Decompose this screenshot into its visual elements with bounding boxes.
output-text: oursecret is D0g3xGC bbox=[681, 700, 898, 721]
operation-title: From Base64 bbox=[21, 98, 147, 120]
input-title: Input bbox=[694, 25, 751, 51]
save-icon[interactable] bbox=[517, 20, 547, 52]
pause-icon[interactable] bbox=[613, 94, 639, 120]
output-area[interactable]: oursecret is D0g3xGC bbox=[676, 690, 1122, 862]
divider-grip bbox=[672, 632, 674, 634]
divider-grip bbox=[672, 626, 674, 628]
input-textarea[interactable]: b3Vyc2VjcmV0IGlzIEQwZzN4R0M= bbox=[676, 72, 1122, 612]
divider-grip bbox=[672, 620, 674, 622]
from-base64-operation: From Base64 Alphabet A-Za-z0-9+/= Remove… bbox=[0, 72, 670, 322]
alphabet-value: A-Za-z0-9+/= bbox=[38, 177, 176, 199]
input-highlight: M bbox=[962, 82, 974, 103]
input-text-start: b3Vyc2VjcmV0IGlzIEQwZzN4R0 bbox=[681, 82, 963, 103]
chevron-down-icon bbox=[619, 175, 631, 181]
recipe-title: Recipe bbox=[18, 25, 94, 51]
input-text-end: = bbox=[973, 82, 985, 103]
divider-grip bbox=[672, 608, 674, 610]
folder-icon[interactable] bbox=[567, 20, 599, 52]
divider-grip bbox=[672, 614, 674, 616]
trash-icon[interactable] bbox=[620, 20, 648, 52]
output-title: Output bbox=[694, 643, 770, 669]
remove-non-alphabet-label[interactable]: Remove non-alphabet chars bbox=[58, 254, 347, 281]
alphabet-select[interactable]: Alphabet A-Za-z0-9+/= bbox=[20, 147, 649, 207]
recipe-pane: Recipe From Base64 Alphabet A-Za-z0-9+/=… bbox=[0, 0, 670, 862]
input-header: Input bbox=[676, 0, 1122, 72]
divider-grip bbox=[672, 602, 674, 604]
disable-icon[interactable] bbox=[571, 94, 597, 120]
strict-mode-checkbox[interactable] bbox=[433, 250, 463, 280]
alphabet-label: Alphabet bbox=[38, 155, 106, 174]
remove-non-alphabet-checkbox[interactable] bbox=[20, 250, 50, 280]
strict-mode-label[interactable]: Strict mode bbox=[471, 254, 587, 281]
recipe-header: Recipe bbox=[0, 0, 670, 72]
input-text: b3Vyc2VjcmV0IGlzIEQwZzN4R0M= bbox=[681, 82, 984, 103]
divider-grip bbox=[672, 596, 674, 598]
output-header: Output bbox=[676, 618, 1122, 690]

● Your objective:
Please count the rows above that contain the string "output" and reply with only that number.

● Right answer:
4